-- begin SUPPLIED DATA --

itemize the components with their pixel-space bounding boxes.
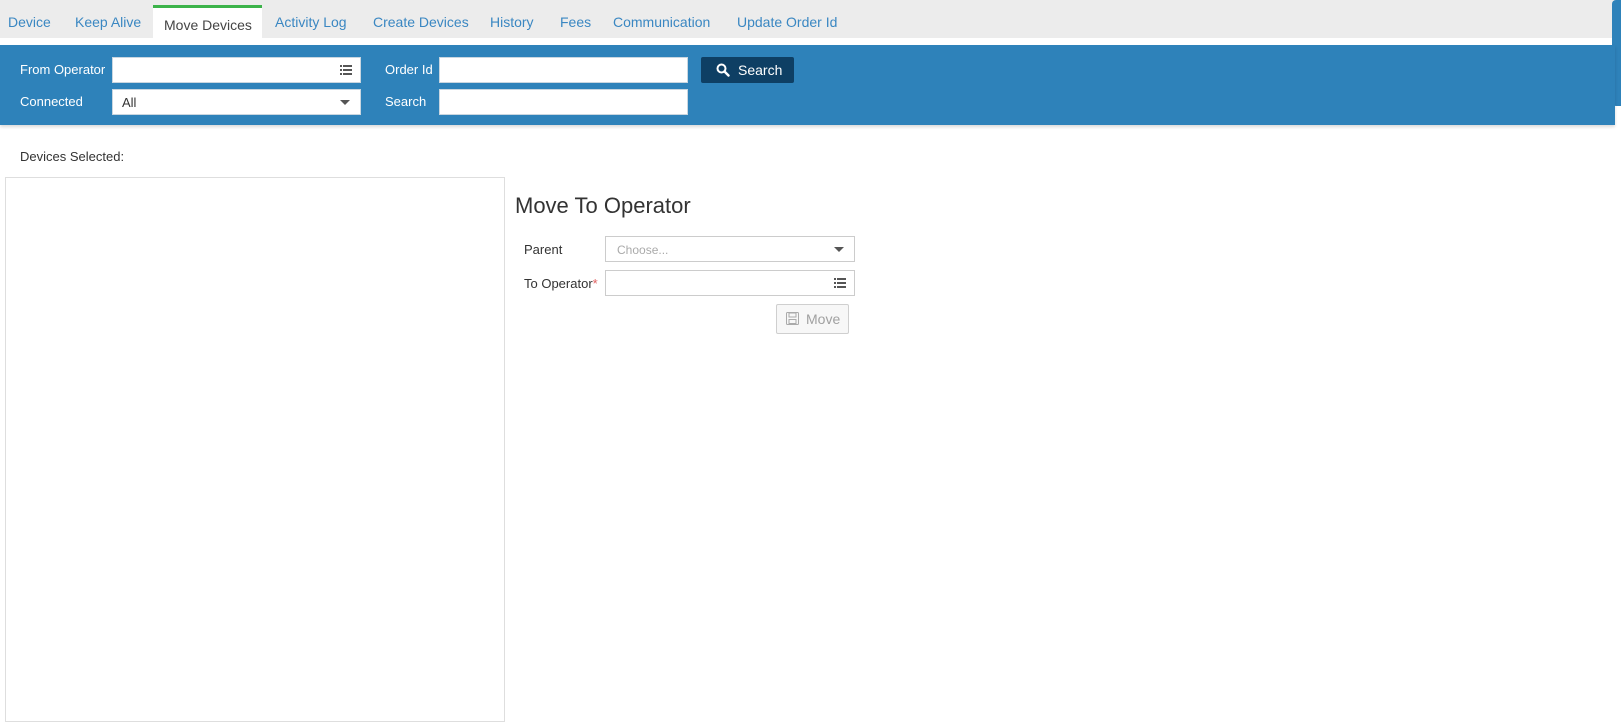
connected-value: All <box>122 95 137 110</box>
tab-fees[interactable]: Fees <box>560 6 591 38</box>
move-button-label: Move <box>806 311 841 327</box>
tab-bar: Device Keep Alive Move Devices Activity … <box>0 0 1621 38</box>
parent-placeholder: Choose... <box>617 243 669 257</box>
tab-update-order-id[interactable]: Update Order Id <box>737 6 837 38</box>
from-operator-label: From Operator <box>20 62 106 77</box>
parent-label: Parent <box>524 242 563 257</box>
chevron-down-icon <box>834 247 844 252</box>
move-button[interactable]: Move <box>776 304 849 334</box>
search-input[interactable] <box>439 89 688 115</box>
tab-keep-alive[interactable]: Keep Alive <box>75 6 141 38</box>
search-button-label: Search <box>738 62 783 78</box>
tab-communication[interactable]: Communication <box>613 6 710 38</box>
move-to-operator-title: Move To Operator <box>515 193 691 218</box>
required-mark: * <box>592 276 598 291</box>
list-icon[interactable] <box>834 278 846 288</box>
tab-activity-log[interactable]: Activity Log <box>275 6 347 38</box>
to-operator-label: To Operator* <box>524 276 598 291</box>
order-id-label: Order Id <box>385 62 433 77</box>
search-button[interactable]: Search <box>701 57 794 83</box>
order-id-input[interactable] <box>439 57 688 83</box>
parent-select[interactable]: Choose... <box>605 236 855 262</box>
tab-move-devices[interactable]: Move Devices <box>153 5 262 38</box>
devices-selected-list[interactable] <box>5 177 505 722</box>
save-icon <box>786 312 799 325</box>
from-operator-input[interactable] <box>112 57 361 83</box>
search-label: Search <box>385 94 427 109</box>
devices-selected-label: Devices Selected: <box>20 149 125 164</box>
to-operator-input[interactable] <box>605 270 855 296</box>
connected-select[interactable]: All <box>112 89 361 115</box>
tab-history[interactable]: History <box>490 6 534 38</box>
tab-device[interactable]: Device <box>8 6 51 38</box>
connected-label: Connected <box>20 94 83 109</box>
list-icon[interactable] <box>340 65 352 75</box>
tab-create-devices[interactable]: Create Devices <box>373 6 469 38</box>
chevron-down-icon <box>340 100 350 105</box>
search-icon <box>716 63 730 77</box>
to-operator-label-text: To Operator <box>524 276 593 291</box>
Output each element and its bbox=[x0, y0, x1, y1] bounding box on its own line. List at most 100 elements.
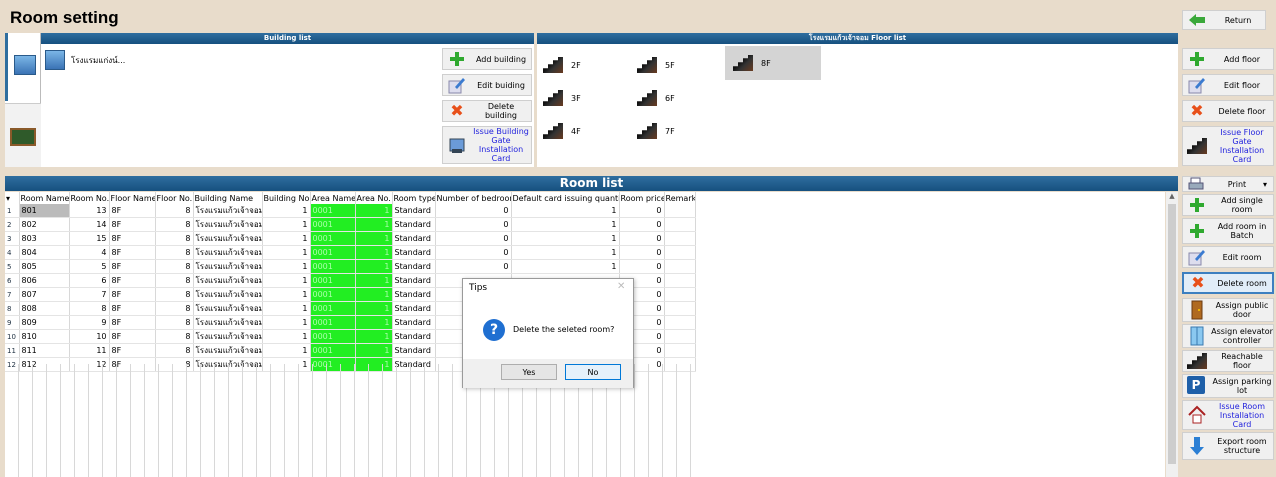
cell-area: 0001 bbox=[310, 259, 356, 274]
floor-item-3f[interactable]: 3F bbox=[543, 90, 581, 106]
cell-type: Standard bbox=[392, 204, 436, 218]
cell-floor-no: 8 bbox=[155, 217, 194, 232]
cell-type: Standard bbox=[392, 245, 436, 260]
add-floor-button[interactable]: Add floor bbox=[1182, 48, 1274, 70]
column-header[interactable]: Room Name bbox=[19, 192, 70, 204]
cell-floor-no: 8 bbox=[155, 315, 194, 330]
reachable-floor-button[interactable]: Reachable floor bbox=[1182, 350, 1274, 372]
delete-building-button[interactable]: ✖ Delete building bbox=[442, 100, 532, 122]
floor-item-5f[interactable]: 5F bbox=[637, 57, 675, 73]
cell-floor-name: 8F bbox=[109, 315, 156, 330]
floor-item-8f[interactable]: 8F bbox=[725, 46, 821, 80]
cell-building: โรงแรมแก้วเจ้าจอม bbox=[193, 287, 263, 302]
tab-map[interactable] bbox=[5, 103, 41, 167]
return-button[interactable]: Return bbox=[1182, 10, 1266, 30]
tab-building[interactable] bbox=[5, 33, 41, 101]
issue-building-card-button[interactable]: Issue Building Gate Installation Card bbox=[442, 126, 532, 164]
issue-floor-card-button[interactable]: Issue Floor Gate Installation Card bbox=[1182, 126, 1274, 166]
edit-building-button[interactable]: Edit buiding bbox=[442, 74, 532, 96]
column-header[interactable]: Floor No. bbox=[155, 192, 194, 204]
room-grid-scrollbar[interactable]: ▲ bbox=[1166, 192, 1178, 477]
cell-remark bbox=[664, 273, 696, 288]
scrollbar-thumb[interactable] bbox=[1168, 204, 1176, 464]
column-header[interactable]: Default card issuing quantity bbox=[511, 192, 620, 204]
add-building-button[interactable]: Add building bbox=[442, 48, 532, 70]
cell-price: 0 bbox=[619, 259, 665, 274]
floor-panel: โรงแรมแก้วเจ้าจอม Floor list 2F 3F 4F 5F… bbox=[537, 33, 1178, 167]
edit-room-button[interactable]: Edit room bbox=[1182, 246, 1274, 268]
table-row[interactable]: 5 805 5 8F 8 โรงแรมแก้วเจ้าจอม 1 0001 1 Standard 0… bbox=[5, 259, 696, 274]
cell-bedrooms: 0 bbox=[435, 259, 512, 274]
row-index: 6 bbox=[5, 273, 20, 288]
cell-area: 0001 bbox=[310, 231, 356, 246]
cell-area-no: 1 bbox=[355, 301, 393, 316]
cell-area: 0001 bbox=[310, 204, 356, 218]
cell-floor-no: 8 bbox=[155, 231, 194, 246]
cell-floor-name: 8F bbox=[109, 329, 156, 344]
print-button[interactable]: Print ▾ bbox=[1182, 176, 1274, 192]
left-tab-strip bbox=[5, 33, 41, 167]
cell-type: Standard bbox=[392, 287, 436, 302]
cell-building-no: 1 bbox=[262, 204, 311, 218]
cell-floor-name: 8F bbox=[109, 259, 156, 274]
cell-building-no: 1 bbox=[262, 329, 311, 344]
floor-item-2f[interactable]: 2F bbox=[543, 57, 581, 73]
building-list-item[interactable]: โรงแรมแก่งน์... bbox=[45, 49, 155, 71]
no-button[interactable]: No bbox=[565, 364, 621, 380]
delete-floor-button[interactable]: ✖ Delete floor bbox=[1182, 100, 1274, 122]
plus-icon bbox=[1187, 49, 1207, 69]
cell-area: 0001 bbox=[310, 287, 356, 302]
cell-building: โรงแรมแก้วเจ้าจอม bbox=[193, 217, 263, 232]
edit-floor-button[interactable]: Edit floor bbox=[1182, 74, 1274, 96]
cell-type: Standard bbox=[392, 343, 436, 358]
cell-floor-name: 8F bbox=[109, 231, 156, 246]
column-header[interactable]: Room No. bbox=[69, 192, 110, 204]
floor-item-6f[interactable]: 6F bbox=[637, 90, 675, 106]
column-header[interactable]: Floor Name bbox=[109, 192, 156, 204]
cell-type: Standard bbox=[392, 273, 436, 288]
cell-cards: 1 bbox=[511, 217, 620, 232]
add-single-room-button[interactable]: Add single room bbox=[1182, 194, 1274, 216]
yes-button[interactable]: Yes bbox=[501, 364, 557, 380]
column-header[interactable]: Building Name bbox=[193, 192, 263, 204]
issue-room-card-button[interactable]: Issue Room Installation Card bbox=[1182, 400, 1274, 430]
building-icon bbox=[45, 50, 65, 70]
stairs-icon bbox=[637, 90, 657, 106]
column-header[interactable]: Area No. bbox=[355, 192, 393, 204]
table-row[interactable]: 3 803 15 8F 8 โรงแรมแก้วเจ้าจอม 1 0001 1 Standard… bbox=[5, 231, 696, 246]
column-header[interactable]: Building No. bbox=[262, 192, 311, 204]
assign-public-door-button[interactable]: Assign public door bbox=[1182, 298, 1274, 322]
column-header[interactable]: Number of bedroom bbox=[435, 192, 512, 204]
assign-parking-button[interactable]: P Assign parking lot bbox=[1182, 374, 1274, 398]
close-icon[interactable]: ✕ bbox=[617, 281, 625, 292]
column-header[interactable]: Room type bbox=[392, 192, 436, 204]
cell-area: 0001 bbox=[310, 343, 356, 358]
row-index: 5 bbox=[5, 259, 20, 274]
add-room-batch-button[interactable]: Add room in Batch bbox=[1182, 218, 1274, 244]
delete-room-button[interactable]: ✖ Delete room bbox=[1182, 272, 1274, 294]
cell-type: Standard bbox=[392, 301, 436, 316]
table-row[interactable]: 1 801 13 8F 8 โรงแรมแก้วเจ้าจอม 1 0001 1 Standard… bbox=[5, 204, 696, 218]
dialog-footer: Yes No bbox=[463, 359, 633, 388]
cell-room-no: 7 bbox=[69, 287, 110, 302]
export-room-structure-button[interactable]: Export room structure bbox=[1182, 432, 1274, 460]
scroll-up-arrow-icon[interactable]: ▲ bbox=[1166, 192, 1178, 200]
floor-item-7f[interactable]: 7F bbox=[637, 123, 675, 139]
delete-icon: ✖ bbox=[1190, 101, 1204, 120]
door-icon bbox=[1187, 300, 1207, 320]
plus-icon bbox=[1187, 221, 1207, 241]
floor-item-4f[interactable]: 4F bbox=[543, 123, 581, 139]
assign-elevator-button[interactable]: Assign elevator controller bbox=[1182, 324, 1274, 348]
cell-building: โรงแรมแก้วเจ้าจอม bbox=[193, 343, 263, 358]
cell-price: 0 bbox=[619, 204, 665, 218]
cell-floor-no: 8 bbox=[155, 245, 194, 260]
cell-remark bbox=[664, 315, 696, 330]
column-header[interactable]: Room price bbox=[619, 192, 665, 204]
cell-cards: 1 bbox=[511, 259, 620, 274]
plus-icon bbox=[1187, 195, 1207, 215]
column-header[interactable]: Remark bbox=[664, 192, 696, 204]
column-header[interactable]: Area Name bbox=[310, 192, 356, 204]
stairs-icon bbox=[543, 90, 563, 106]
table-row[interactable]: 2 802 14 8F 8 โรงแรมแก้วเจ้าจอม 1 0001 1 Standard… bbox=[5, 217, 696, 232]
table-row[interactable]: 4 804 4 8F 8 โรงแรมแก้วเจ้าจอม 1 0001 1 Standard 0… bbox=[5, 245, 696, 260]
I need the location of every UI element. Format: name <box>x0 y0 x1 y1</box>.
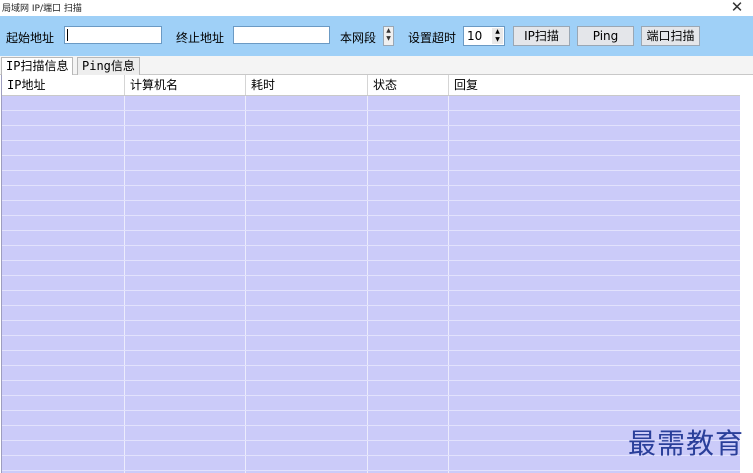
start-address-label: 起始地址 <box>6 31 55 45</box>
spin-up-icon[interactable]: ▲ <box>384 27 393 35</box>
start-address-input[interactable] <box>64 26 162 44</box>
window-margin <box>740 75 753 473</box>
toolbar: 起始地址 终止地址 本网段 ▲ ▼ 设置超时 10 ▲ ▼ IP扫描 Ping … <box>0 16 753 56</box>
title-bar: 局域网 IP/端口 扫描 ✕ <box>0 0 753 16</box>
window-title: 局域网 IP/端口 扫描 <box>2 4 82 14</box>
column-header-reply[interactable]: 回复 <box>449 75 740 95</box>
spin-down-icon[interactable]: ▼ <box>384 35 393 43</box>
local-segment-spinner[interactable]: ▲ ▼ <box>383 26 394 46</box>
table-body[interactable] <box>2 96 740 473</box>
timeout-label: 设置超时 <box>408 31 457 45</box>
timeout-stepper[interactable]: 10 ▲ ▼ <box>463 26 505 46</box>
end-address-label: 终止地址 <box>176 31 225 45</box>
end-address-input[interactable] <box>233 26 330 44</box>
local-segment-label: 本网段 <box>340 31 377 45</box>
spin-down-icon[interactable]: ▼ <box>492 36 503 44</box>
tab-strip: IP扫描信息 Ping信息 <box>0 56 753 75</box>
results-table[interactable]: IP地址 计算机名 耗时 状态 回复 <box>1 75 740 473</box>
timeout-spin-control[interactable]: ▲ ▼ <box>492 28 503 44</box>
ip-scan-button[interactable]: IP扫描 <box>513 26 570 46</box>
tab-ip-scan-info[interactable]: IP扫描信息 <box>1 57 74 75</box>
spin-up-icon[interactable]: ▲ <box>492 28 503 36</box>
close-icon[interactable]: ✕ <box>729 0 745 15</box>
watermark-logo: 最需教育 <box>628 427 745 460</box>
text-cursor <box>67 29 68 41</box>
tab-ping-info[interactable]: Ping信息 <box>77 57 140 75</box>
table-header: IP地址 计算机名 耗时 状态 回复 <box>2 75 740 96</box>
column-header-elapsed[interactable]: 耗时 <box>246 75 368 95</box>
column-header-status[interactable]: 状态 <box>368 75 449 95</box>
column-header-ip[interactable]: IP地址 <box>2 75 125 95</box>
timeout-value[interactable]: 10 <box>467 29 482 43</box>
port-scan-button[interactable]: 端口扫描 <box>641 26 700 46</box>
column-header-hostname[interactable]: 计算机名 <box>125 75 246 95</box>
ping-button[interactable]: Ping <box>577 26 634 46</box>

-- end SUPPLIED DATA --

## REQUIRED WORK:
Report every line in the records above that contains the string "title".

## SOLVED EXERCISE:
move-to-operator-title: Move To Operator <box>515 193 691 218</box>
title-bar: 局域网 IP/端口 扫描 ✕ <box>0 0 753 16</box>
window-title: 局域网 IP/端口 扫描 <box>2 4 82 14</box>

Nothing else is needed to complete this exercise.